#### [DIRECTIONS]
Leave out the images; return the rest of the data exactly.

#### [RECORDS FOR THE TASK]

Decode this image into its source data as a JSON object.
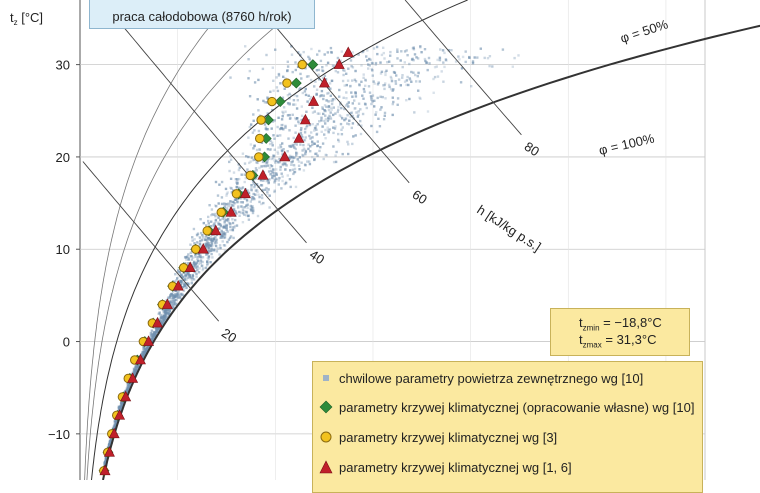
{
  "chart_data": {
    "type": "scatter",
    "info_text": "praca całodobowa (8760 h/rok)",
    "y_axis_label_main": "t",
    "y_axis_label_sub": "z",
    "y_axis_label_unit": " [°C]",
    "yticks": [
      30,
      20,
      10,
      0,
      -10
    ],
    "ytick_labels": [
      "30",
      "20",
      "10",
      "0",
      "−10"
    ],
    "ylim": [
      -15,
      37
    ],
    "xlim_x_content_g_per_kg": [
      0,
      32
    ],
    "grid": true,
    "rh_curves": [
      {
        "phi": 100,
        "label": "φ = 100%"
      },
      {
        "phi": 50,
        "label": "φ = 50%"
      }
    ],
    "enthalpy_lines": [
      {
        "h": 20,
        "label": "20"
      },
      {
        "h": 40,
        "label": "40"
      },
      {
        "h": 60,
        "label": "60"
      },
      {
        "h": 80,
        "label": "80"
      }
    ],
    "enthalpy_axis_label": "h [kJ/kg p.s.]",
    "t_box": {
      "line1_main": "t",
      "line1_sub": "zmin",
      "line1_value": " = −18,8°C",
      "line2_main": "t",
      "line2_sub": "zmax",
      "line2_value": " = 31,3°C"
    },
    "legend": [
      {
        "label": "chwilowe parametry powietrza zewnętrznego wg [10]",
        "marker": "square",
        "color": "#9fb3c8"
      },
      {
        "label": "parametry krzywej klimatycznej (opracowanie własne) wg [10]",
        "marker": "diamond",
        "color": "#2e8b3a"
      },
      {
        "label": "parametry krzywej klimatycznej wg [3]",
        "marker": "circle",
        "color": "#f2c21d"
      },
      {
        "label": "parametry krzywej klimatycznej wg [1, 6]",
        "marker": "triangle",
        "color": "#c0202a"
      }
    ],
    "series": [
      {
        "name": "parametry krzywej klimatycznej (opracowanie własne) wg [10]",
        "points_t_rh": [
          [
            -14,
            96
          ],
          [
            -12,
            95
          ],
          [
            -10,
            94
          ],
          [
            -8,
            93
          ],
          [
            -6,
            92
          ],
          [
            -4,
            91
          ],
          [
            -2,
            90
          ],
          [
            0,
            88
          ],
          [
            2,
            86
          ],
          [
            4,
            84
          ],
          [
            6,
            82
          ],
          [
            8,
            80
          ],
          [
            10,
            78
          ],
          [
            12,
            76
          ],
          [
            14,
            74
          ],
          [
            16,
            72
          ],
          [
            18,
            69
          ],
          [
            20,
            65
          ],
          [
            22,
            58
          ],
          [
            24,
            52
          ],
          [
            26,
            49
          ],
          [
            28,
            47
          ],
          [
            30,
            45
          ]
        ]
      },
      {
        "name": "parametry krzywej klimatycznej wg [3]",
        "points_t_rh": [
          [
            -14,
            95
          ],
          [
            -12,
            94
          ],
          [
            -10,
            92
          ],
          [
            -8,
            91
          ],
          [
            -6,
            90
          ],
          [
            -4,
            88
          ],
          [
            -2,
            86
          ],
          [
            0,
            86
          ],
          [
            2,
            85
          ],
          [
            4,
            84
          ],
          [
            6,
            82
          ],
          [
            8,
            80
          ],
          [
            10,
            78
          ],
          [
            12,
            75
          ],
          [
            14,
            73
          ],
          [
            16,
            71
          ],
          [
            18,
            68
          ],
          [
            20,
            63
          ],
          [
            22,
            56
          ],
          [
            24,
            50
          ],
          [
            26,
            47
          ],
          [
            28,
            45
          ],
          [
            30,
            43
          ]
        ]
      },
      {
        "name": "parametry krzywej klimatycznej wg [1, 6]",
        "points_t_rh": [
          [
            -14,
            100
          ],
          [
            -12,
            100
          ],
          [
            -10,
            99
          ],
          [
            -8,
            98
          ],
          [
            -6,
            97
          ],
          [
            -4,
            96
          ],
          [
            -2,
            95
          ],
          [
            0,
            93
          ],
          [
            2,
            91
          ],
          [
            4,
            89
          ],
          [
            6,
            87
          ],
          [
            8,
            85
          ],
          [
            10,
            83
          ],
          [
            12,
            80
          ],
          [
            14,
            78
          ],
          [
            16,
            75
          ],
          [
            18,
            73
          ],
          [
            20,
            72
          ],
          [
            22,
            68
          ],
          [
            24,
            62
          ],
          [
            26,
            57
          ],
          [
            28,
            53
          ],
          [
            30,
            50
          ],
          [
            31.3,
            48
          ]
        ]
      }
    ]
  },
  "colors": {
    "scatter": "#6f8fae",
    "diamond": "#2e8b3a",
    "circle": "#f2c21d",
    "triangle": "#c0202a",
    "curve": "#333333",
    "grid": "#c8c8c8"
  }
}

#### [THE RESULT]
Decode this image into its source data as a JSON object.
{
  "chart_data": {
    "type": "scatter",
    "info_text": "praca całodobowa (8760 h/rok)",
    "y_axis_label_main": "t",
    "y_axis_label_sub": "z",
    "y_axis_label_unit": " [°C]",
    "yticks": [
      30,
      20,
      10,
      0,
      -10
    ],
    "ytick_labels": [
      "30",
      "20",
      "10",
      "0",
      "−10"
    ],
    "ylim": [
      -15,
      37
    ],
    "xlim_x_content_g_per_kg": [
      0,
      32
    ],
    "grid": true,
    "rh_curves": [
      {
        "phi": 100,
        "label": "φ = 100%"
      },
      {
        "phi": 50,
        "label": "φ = 50%"
      }
    ],
    "enthalpy_lines": [
      {
        "h": 20,
        "label": "20"
      },
      {
        "h": 40,
        "label": "40"
      },
      {
        "h": 60,
        "label": "60"
      },
      {
        "h": 80,
        "label": "80"
      }
    ],
    "enthalpy_axis_label": "h [kJ/kg p.s.]",
    "t_box": {
      "line1_main": "t",
      "line1_sub": "zmin",
      "line1_value": " = −18,8°C",
      "line2_main": "t",
      "line2_sub": "zmax",
      "line2_value": " = 31,3°C"
    },
    "legend": [
      {
        "label": "chwilowe parametry powietrza zewnętrznego wg [10]",
        "marker": "square",
        "color": "#9fb3c8"
      },
      {
        "label": "parametry krzywej klimatycznej (opracowanie własne) wg [10]",
        "marker": "diamond",
        "color": "#2e8b3a"
      },
      {
        "label": "parametry krzywej klimatycznej wg [3]",
        "marker": "circle",
        "color": "#f2c21d"
      },
      {
        "label": "parametry krzywej klimatycznej wg [1, 6]",
        "marker": "triangle",
        "color": "#c0202a"
      }
    ],
    "series": [
      {
        "name": "parametry krzywej klimatycznej (opracowanie własne) wg [10]",
        "points_t_rh": [
          [
            -14,
            96
          ],
          [
            -12,
            95
          ],
          [
            -10,
            94
          ],
          [
            -8,
            93
          ],
          [
            -6,
            92
          ],
          [
            -4,
            91
          ],
          [
            -2,
            90
          ],
          [
            0,
            88
          ],
          [
            2,
            86
          ],
          [
            4,
            84
          ],
          [
            6,
            82
          ],
          [
            8,
            80
          ],
          [
            10,
            78
          ],
          [
            12,
            76
          ],
          [
            14,
            74
          ],
          [
            16,
            72
          ],
          [
            18,
            69
          ],
          [
            20,
            65
          ],
          [
            22,
            58
          ],
          [
            24,
            52
          ],
          [
            26,
            49
          ],
          [
            28,
            47
          ],
          [
            30,
            45
          ]
        ]
      },
      {
        "name": "parametry krzywej klimatycznej wg [3]",
        "points_t_rh": [
          [
            -14,
            95
          ],
          [
            -12,
            94
          ],
          [
            -10,
            92
          ],
          [
            -8,
            91
          ],
          [
            -6,
            90
          ],
          [
            -4,
            88
          ],
          [
            -2,
            86
          ],
          [
            0,
            86
          ],
          [
            2,
            85
          ],
          [
            4,
            84
          ],
          [
            6,
            82
          ],
          [
            8,
            80
          ],
          [
            10,
            78
          ],
          [
            12,
            75
          ],
          [
            14,
            73
          ],
          [
            16,
            71
          ],
          [
            18,
            68
          ],
          [
            20,
            63
          ],
          [
            22,
            56
          ],
          [
            24,
            50
          ],
          [
            26,
            47
          ],
          [
            28,
            45
          ],
          [
            30,
            43
          ]
        ]
      },
      {
        "name": "parametry krzywej klimatycznej wg [1, 6]",
        "points_t_rh": [
          [
            -14,
            100
          ],
          [
            -12,
            100
          ],
          [
            -10,
            99
          ],
          [
            -8,
            98
          ],
          [
            -6,
            97
          ],
          [
            -4,
            96
          ],
          [
            -2,
            95
          ],
          [
            0,
            93
          ],
          [
            2,
            91
          ],
          [
            4,
            89
          ],
          [
            6,
            87
          ],
          [
            8,
            85
          ],
          [
            10,
            83
          ],
          [
            12,
            80
          ],
          [
            14,
            78
          ],
          [
            16,
            75
          ],
          [
            18,
            73
          ],
          [
            20,
            72
          ],
          [
            22,
            68
          ],
          [
            24,
            62
          ],
          [
            26,
            57
          ],
          [
            28,
            53
          ],
          [
            30,
            50
          ],
          [
            31.3,
            48
          ]
        ]
      }
    ]
  },
  "colors": {
    "scatter": "#6f8fae",
    "diamond": "#2e8b3a",
    "circle": "#f2c21d",
    "triangle": "#c0202a",
    "curve": "#333333",
    "grid": "#c8c8c8"
  }
}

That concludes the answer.